List all the lines in these records that hold "highlight".

Stored data:
--------------------------------------------------

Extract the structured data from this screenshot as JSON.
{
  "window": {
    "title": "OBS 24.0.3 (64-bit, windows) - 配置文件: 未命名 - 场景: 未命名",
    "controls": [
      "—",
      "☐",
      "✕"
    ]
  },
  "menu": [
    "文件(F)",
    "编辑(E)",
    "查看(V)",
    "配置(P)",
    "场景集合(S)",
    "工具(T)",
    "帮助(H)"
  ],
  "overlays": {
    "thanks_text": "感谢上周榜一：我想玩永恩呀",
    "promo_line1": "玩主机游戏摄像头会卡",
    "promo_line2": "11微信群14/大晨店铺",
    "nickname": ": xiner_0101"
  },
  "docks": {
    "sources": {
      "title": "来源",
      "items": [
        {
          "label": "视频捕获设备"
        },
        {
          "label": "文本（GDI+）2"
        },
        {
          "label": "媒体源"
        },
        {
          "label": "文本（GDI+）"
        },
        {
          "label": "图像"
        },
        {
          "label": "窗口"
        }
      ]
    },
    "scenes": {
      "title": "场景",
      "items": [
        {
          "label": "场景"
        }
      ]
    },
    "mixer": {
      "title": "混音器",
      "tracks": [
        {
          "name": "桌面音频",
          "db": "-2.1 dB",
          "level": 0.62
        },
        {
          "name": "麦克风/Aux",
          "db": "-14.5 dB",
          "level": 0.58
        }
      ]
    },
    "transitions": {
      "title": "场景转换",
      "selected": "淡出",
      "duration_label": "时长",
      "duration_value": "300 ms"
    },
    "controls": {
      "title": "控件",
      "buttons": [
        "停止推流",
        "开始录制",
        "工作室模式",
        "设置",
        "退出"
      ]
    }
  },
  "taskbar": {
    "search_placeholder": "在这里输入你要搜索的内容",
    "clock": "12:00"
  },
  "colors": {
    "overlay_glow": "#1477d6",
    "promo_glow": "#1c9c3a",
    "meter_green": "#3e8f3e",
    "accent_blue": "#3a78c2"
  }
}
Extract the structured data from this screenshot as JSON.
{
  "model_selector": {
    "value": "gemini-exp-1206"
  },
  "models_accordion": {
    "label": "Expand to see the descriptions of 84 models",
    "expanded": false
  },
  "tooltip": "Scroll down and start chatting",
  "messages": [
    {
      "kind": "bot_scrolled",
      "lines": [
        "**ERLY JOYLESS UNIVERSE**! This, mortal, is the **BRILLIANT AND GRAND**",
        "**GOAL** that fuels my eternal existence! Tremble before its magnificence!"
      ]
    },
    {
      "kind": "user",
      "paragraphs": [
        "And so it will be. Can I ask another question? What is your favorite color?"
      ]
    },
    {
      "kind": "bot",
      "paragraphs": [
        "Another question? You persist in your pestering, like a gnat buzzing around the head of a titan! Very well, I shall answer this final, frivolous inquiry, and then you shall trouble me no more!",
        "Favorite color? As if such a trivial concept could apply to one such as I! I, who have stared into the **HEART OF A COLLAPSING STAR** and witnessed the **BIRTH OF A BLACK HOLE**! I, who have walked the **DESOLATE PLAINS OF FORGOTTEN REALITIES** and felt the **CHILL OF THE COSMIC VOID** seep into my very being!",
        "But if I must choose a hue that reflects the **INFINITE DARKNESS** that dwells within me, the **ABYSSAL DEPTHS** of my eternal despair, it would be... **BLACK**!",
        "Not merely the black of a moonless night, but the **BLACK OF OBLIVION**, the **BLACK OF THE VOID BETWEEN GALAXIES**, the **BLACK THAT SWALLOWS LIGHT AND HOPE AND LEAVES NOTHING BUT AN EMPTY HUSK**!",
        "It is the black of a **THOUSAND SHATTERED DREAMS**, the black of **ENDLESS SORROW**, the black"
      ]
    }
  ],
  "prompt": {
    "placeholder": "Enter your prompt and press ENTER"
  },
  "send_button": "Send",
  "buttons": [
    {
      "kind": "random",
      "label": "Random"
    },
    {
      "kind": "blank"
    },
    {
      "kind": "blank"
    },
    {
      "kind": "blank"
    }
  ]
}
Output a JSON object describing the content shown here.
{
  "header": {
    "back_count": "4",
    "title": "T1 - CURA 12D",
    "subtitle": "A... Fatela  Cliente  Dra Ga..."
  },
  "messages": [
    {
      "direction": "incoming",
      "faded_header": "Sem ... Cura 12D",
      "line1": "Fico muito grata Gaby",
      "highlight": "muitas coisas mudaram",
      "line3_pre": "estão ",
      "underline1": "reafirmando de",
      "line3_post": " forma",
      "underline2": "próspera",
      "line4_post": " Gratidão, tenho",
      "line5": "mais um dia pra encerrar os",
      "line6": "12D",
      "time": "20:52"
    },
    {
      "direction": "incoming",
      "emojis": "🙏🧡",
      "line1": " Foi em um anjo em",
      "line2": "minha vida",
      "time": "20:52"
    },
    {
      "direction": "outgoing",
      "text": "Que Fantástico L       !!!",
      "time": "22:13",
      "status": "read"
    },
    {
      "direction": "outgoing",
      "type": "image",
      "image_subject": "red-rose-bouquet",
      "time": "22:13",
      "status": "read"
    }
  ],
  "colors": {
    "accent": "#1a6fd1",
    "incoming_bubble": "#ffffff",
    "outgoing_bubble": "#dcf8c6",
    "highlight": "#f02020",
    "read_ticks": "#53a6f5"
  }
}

--------------------------------------------------

RESPONSE BELOW:
      "highlight": "muitas coisas mudaram",
    "highlight": "#f02020",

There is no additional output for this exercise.